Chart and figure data
^^^^^^^^^^^^^^^^

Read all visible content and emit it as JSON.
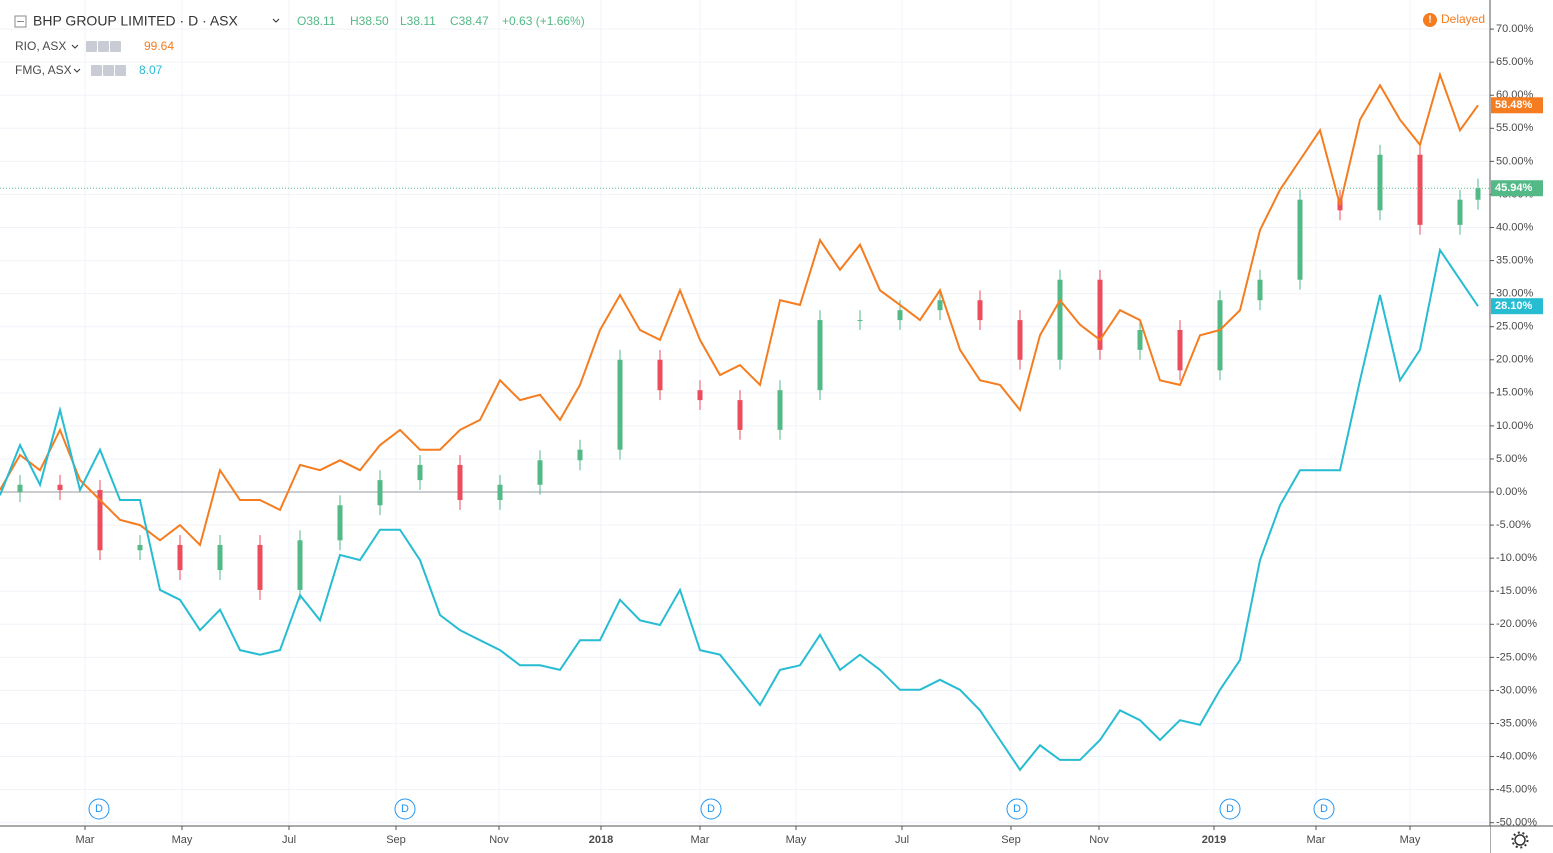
{
  "chart_data": {
    "type": "comparison",
    "xlim": [
      0,
      149
    ],
    "ylim": [
      -50.5,
      74.4
    ],
    "xticks": [
      {
        "value": 8.5,
        "label": "Mar"
      },
      {
        "value": 18.2,
        "label": "May"
      },
      {
        "value": 28.9,
        "label": "Jul"
      },
      {
        "value": 39.6,
        "label": "Sep"
      },
      {
        "value": 49.9,
        "label": "Nov"
      },
      {
        "value": 60.1,
        "label": "2018"
      },
      {
        "value": 70,
        "label": "Mar"
      },
      {
        "value": 79.6,
        "label": "May"
      },
      {
        "value": 90.2,
        "label": "Jul"
      },
      {
        "value": 101.1,
        "label": "Sep"
      },
      {
        "value": 109.9,
        "label": "Nov"
      },
      {
        "value": 121.4,
        "label": "2019"
      },
      {
        "value": 131.6,
        "label": "Mar"
      },
      {
        "value": 141,
        "label": "May"
      }
    ],
    "yticks": [
      {
        "value": 70,
        "label": "70.00%"
      },
      {
        "value": 65,
        "label": "65.00%"
      },
      {
        "value": 60,
        "label": "60.00%"
      },
      {
        "value": 55,
        "label": "55.00%"
      },
      {
        "value": 50,
        "label": "50.00%"
      },
      {
        "value": 45,
        "label": "45.00%"
      },
      {
        "value": 40,
        "label": "40.00%"
      },
      {
        "value": 35,
        "label": "35.00%"
      },
      {
        "value": 30,
        "label": "30.00%"
      },
      {
        "value": 25,
        "label": "25.00%"
      },
      {
        "value": 20,
        "label": "20.00%"
      },
      {
        "value": 15,
        "label": "15.00%"
      },
      {
        "value": 10,
        "label": "10.00%"
      },
      {
        "value": 5,
        "label": "5.00%"
      },
      {
        "value": 0,
        "label": "0.00%"
      },
      {
        "value": -5,
        "label": "-5.00%"
      },
      {
        "value": -10,
        "label": "-10.00%"
      },
      {
        "value": -15,
        "label": "-15.00%"
      },
      {
        "value": -20,
        "label": "-20.00%"
      },
      {
        "value": -25,
        "label": "-25.00%"
      },
      {
        "value": -30,
        "label": "-30.00%"
      },
      {
        "value": -35,
        "label": "-35.00%"
      },
      {
        "value": -40,
        "label": "-40.00%"
      },
      {
        "value": -45,
        "label": "-45.00%"
      },
      {
        "value": -50,
        "label": "-50.00%"
      }
    ],
    "grid": true,
    "status": "Delayed",
    "main": {
      "name": "BHP GROUP LIMITED · D · ASX",
      "ohlc_header": [
        "O38.11",
        "H38.50",
        "L38.11",
        "C38.47",
        "+0.63 (+1.66%)"
      ],
      "up_color": "#53b987",
      "down_color": "#eb4d5c",
      "last_label": "45.94%",
      "x": [
        2,
        6,
        10,
        14,
        18,
        22,
        26,
        30,
        34,
        38,
        42,
        46,
        50,
        54,
        58,
        62,
        66,
        70,
        74,
        78,
        82,
        86,
        90,
        94,
        98,
        102,
        106,
        110,
        114,
        118,
        122,
        126,
        130,
        134,
        138,
        142,
        146,
        147.8
      ],
      "open": [
        0,
        1.1,
        0.3,
        -8.8,
        -8.0,
        -11.8,
        -8.0,
        -14.8,
        -7.3,
        -2.0,
        1.8,
        4.1,
        -1.2,
        1.1,
        4.8,
        6.4,
        20.0,
        15.4,
        13.9,
        9.4,
        15.4,
        26.0,
        26.0,
        27.5,
        29.0,
        26.0,
        20.0,
        32.1,
        21.5,
        24.5,
        18.4,
        29.0,
        32.1,
        44.2,
        42.6,
        51.0,
        40.4,
        44.2
      ],
      "high": [
        2.6,
        2.6,
        1.8,
        -6.5,
        -6.5,
        -6.5,
        -6.5,
        -5.8,
        -0.5,
        3.3,
        5.6,
        5.6,
        2.6,
        6.3,
        7.9,
        21.5,
        21.5,
        16.9,
        15.4,
        16.9,
        27.5,
        27.5,
        29.0,
        30.5,
        30.5,
        27.5,
        33.6,
        33.6,
        26.0,
        26.0,
        30.5,
        33.6,
        45.7,
        45.7,
        52.5,
        52.5,
        45.7,
        47.4
      ],
      "low": [
        -1.5,
        -1.2,
        -10.3,
        -10.3,
        -13.3,
        -13.3,
        -16.3,
        -16.3,
        -8.8,
        -3.5,
        0.3,
        -2.7,
        -2.7,
        -0.4,
        3.3,
        4.9,
        13.9,
        12.4,
        7.9,
        7.9,
        13.9,
        24.5,
        24.5,
        26.0,
        24.5,
        18.5,
        18.5,
        20.0,
        20.0,
        16.9,
        16.9,
        27.5,
        30.6,
        41.1,
        41.1,
        38.9,
        38.9,
        42.7
      ],
      "close": [
        1.1,
        0.3,
        -8.8,
        -8.0,
        -11.8,
        -8.0,
        -14.8,
        -7.3,
        -2.0,
        1.8,
        4.1,
        -1.2,
        1.1,
        4.8,
        6.4,
        20.0,
        15.4,
        13.9,
        9.4,
        15.4,
        26.0,
        26.0,
        27.5,
        29.0,
        26.0,
        20.0,
        32.1,
        21.5,
        24.5,
        18.4,
        29.0,
        32.1,
        44.2,
        42.6,
        51.0,
        40.4,
        44.2,
        45.94
      ]
    },
    "x": [
      0,
      2,
      4,
      6,
      8,
      10,
      12,
      14,
      16,
      18,
      20,
      22,
      24,
      26,
      28,
      30,
      32,
      34,
      36,
      38,
      40,
      42,
      44,
      46,
      48,
      50,
      52,
      54,
      56,
      58,
      60,
      62,
      64,
      66,
      68,
      70,
      72,
      74,
      76,
      78,
      80,
      82,
      84,
      86,
      88,
      90,
      92,
      94,
      96,
      98,
      100,
      102,
      104,
      106,
      108,
      110,
      112,
      114,
      116,
      118,
      120,
      122,
      124,
      126,
      128,
      130,
      132,
      134,
      136,
      138,
      140,
      142,
      144,
      146,
      147.8
    ],
    "series": [
      {
        "name": "RIO, ASX",
        "price_label": "99.64",
        "color": "#f57c1f",
        "last_label": "58.48%",
        "values": [
          0.3,
          5.6,
          3.3,
          9.4,
          1.8,
          -1.2,
          -4.2,
          -5.0,
          -7.3,
          -5.0,
          -8.0,
          3.3,
          -1.2,
          -1.2,
          -2.7,
          4.1,
          3.3,
          4.8,
          3.3,
          7.1,
          9.4,
          6.4,
          6.4,
          9.4,
          10.9,
          16.9,
          13.9,
          14.7,
          10.9,
          16.2,
          24.5,
          29.8,
          24.5,
          23.0,
          30.5,
          23.0,
          17.7,
          19.2,
          16.2,
          29.0,
          28.3,
          38.1,
          33.6,
          37.4,
          30.5,
          28.3,
          26.0,
          30.5,
          21.5,
          16.9,
          16.2,
          12.4,
          23.7,
          29.0,
          25.3,
          23.0,
          27.5,
          26.0,
          16.9,
          16.2,
          23.7,
          24.5,
          27.5,
          39.6,
          45.7,
          50.2,
          54.7,
          43.4,
          56.3,
          61.5,
          56.3,
          52.5,
          63.1,
          54.7,
          58.48
        ]
      },
      {
        "name": "FMG, ASX",
        "price_label": "8.07",
        "color": "#26bcd2",
        "last_label": "28.10%",
        "values": [
          -0.5,
          7.1,
          1.1,
          12.4,
          0.3,
          6.4,
          -1.2,
          -1.2,
          -14.8,
          -16.3,
          -20.9,
          -17.8,
          -23.9,
          -24.6,
          -23.9,
          -15.6,
          -19.4,
          -9.5,
          -10.3,
          -5.7,
          -5.7,
          -10.3,
          -18.6,
          -20.9,
          -22.4,
          -23.9,
          -26.2,
          -26.2,
          -26.9,
          -22.4,
          -22.4,
          -16.3,
          -19.4,
          -20.1,
          -14.8,
          -23.9,
          -24.6,
          -28.4,
          -32.2,
          -26.9,
          -26.2,
          -21.6,
          -26.9,
          -24.6,
          -26.9,
          -29.9,
          -29.9,
          -28.4,
          -29.9,
          -33.0,
          -37.5,
          -42.0,
          -38.3,
          -40.5,
          -40.5,
          -37.5,
          -33.0,
          -34.5,
          -37.5,
          -34.5,
          -35.2,
          -29.9,
          -25.4,
          -10.3,
          -2.0,
          3.3,
          3.3,
          3.3,
          16.9,
          29.8,
          16.9,
          21.5,
          36.6,
          32.1,
          28.1
        ]
      }
    ],
    "dividends": {
      "label": "D",
      "x": [
        9.9,
        40.5,
        71.1,
        101.7,
        123,
        132.4
      ]
    }
  }
}
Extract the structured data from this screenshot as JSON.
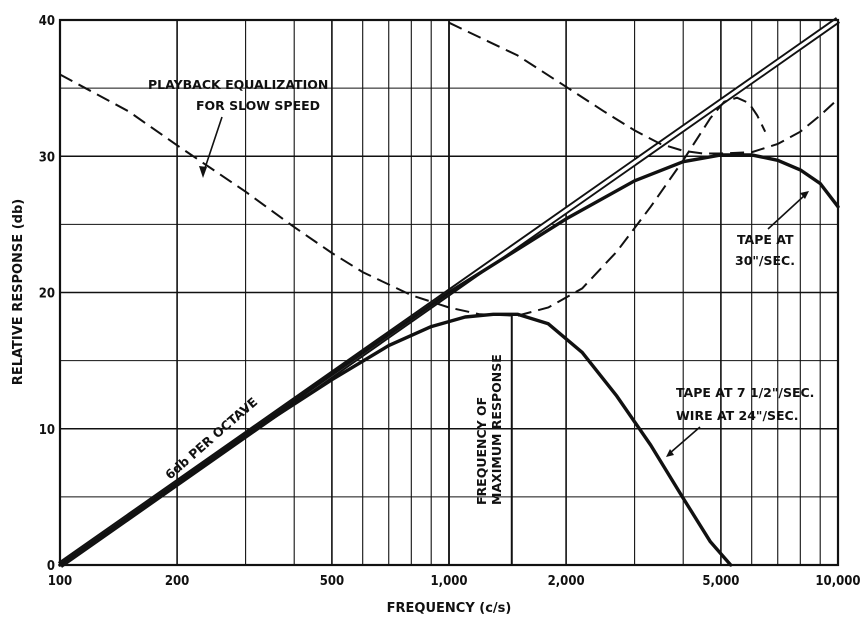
{
  "chart_data": {
    "type": "line",
    "title": "",
    "xlabel": "FREQUENCY (c/s)",
    "ylabel": "RELATIVE RESPONSE (db)",
    "x_scale": "log",
    "xlim": [
      100,
      10000
    ],
    "ylim": [
      0,
      40
    ],
    "grid": true,
    "x_ticks": [
      100,
      200,
      500,
      1000,
      2000,
      5000,
      10000
    ],
    "x_tick_labels": [
      "100",
      "200",
      "500",
      "1,000",
      "2,000",
      "5,000",
      "10,000"
    ],
    "y_ticks": [
      0,
      10,
      20,
      30,
      40
    ],
    "y_tick_labels": [
      "0",
      "10",
      "20",
      "30",
      "40"
    ],
    "series": [
      {
        "name": "6db PER OCTAVE",
        "style": "double-solid",
        "x": [
          100,
          1000,
          10000
        ],
        "y": [
          0,
          20,
          40
        ]
      },
      {
        "name": "TAPE AT 30\"/SEC.",
        "style": "bold-solid",
        "x": [
          100,
          500,
          1000,
          2000,
          3000,
          4000,
          5000,
          6000,
          7000,
          8000,
          9000,
          10000
        ],
        "y": [
          0,
          14,
          20,
          25.4,
          28.2,
          29.6,
          30.1,
          30.1,
          29.7,
          29.0,
          28.0,
          26.3
        ]
      },
      {
        "name": "TAPE AT 7 1/2\"/SEC. WIRE AT 24\"/SEC.",
        "style": "bold-solid",
        "x": [
          100,
          300,
          500,
          700,
          900,
          1100,
          1300,
          1500,
          1800,
          2200,
          2700,
          3300,
          4000,
          4700,
          5300
        ],
        "y": [
          0,
          9.5,
          13.6,
          16.1,
          17.5,
          18.2,
          18.4,
          18.4,
          17.7,
          15.6,
          12.4,
          8.8,
          4.9,
          1.7,
          0
        ]
      },
      {
        "name": "PLAYBACK EQUALIZATION FOR SLOW SPEED",
        "style": "dashed",
        "x": [
          100,
          150,
          200,
          300,
          400,
          500,
          600,
          800,
          1000,
          1200,
          1500,
          1800,
          2200,
          2700,
          3300,
          4000,
          4700,
          5100,
          5500,
          5900,
          6200,
          6500
        ],
        "y": [
          36,
          33.3,
          30.8,
          27.4,
          24.8,
          22.9,
          21.5,
          19.8,
          18.9,
          18.4,
          18.3,
          18.9,
          20.3,
          23,
          26.3,
          29.7,
          32.8,
          34,
          34.3,
          33.9,
          33,
          31.8
        ]
      },
      {
        "name": "",
        "style": "dashed",
        "x": [
          1000,
          1500,
          2000,
          2500,
          3000,
          3500,
          4000,
          4500,
          5000,
          6000,
          7000,
          8000,
          9000,
          10000
        ],
        "y": [
          39.8,
          37.4,
          35.1,
          33.3,
          31.9,
          30.9,
          30.4,
          30.2,
          30.2,
          30.3,
          30.9,
          31.8,
          33.0,
          34.2
        ]
      }
    ],
    "annotations": {
      "playback_line1": "PLAYBACK EQUALIZATION",
      "playback_line2": "FOR SLOW SPEED",
      "octave": "6db PER OCTAVE",
      "freq_line1": "FREQUENCY OF",
      "freq_line2": "MAXIMUM RESPONSE",
      "tape30_line1": "TAPE AT",
      "tape30_line2": "30\"/SEC.",
      "tape7_line1": "TAPE AT 7 1/2\"/SEC.",
      "tape7_line2": "WIRE AT 24\"/SEC."
    }
  }
}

^^^^^^^^^^^^^^^^

» **AIM**
Which lines of the data above contain "JSON"? Copy each one.

» **RESPONSE**
Read all visible content and emit it as JSON.
Extract the structured data from this screenshot as JSON.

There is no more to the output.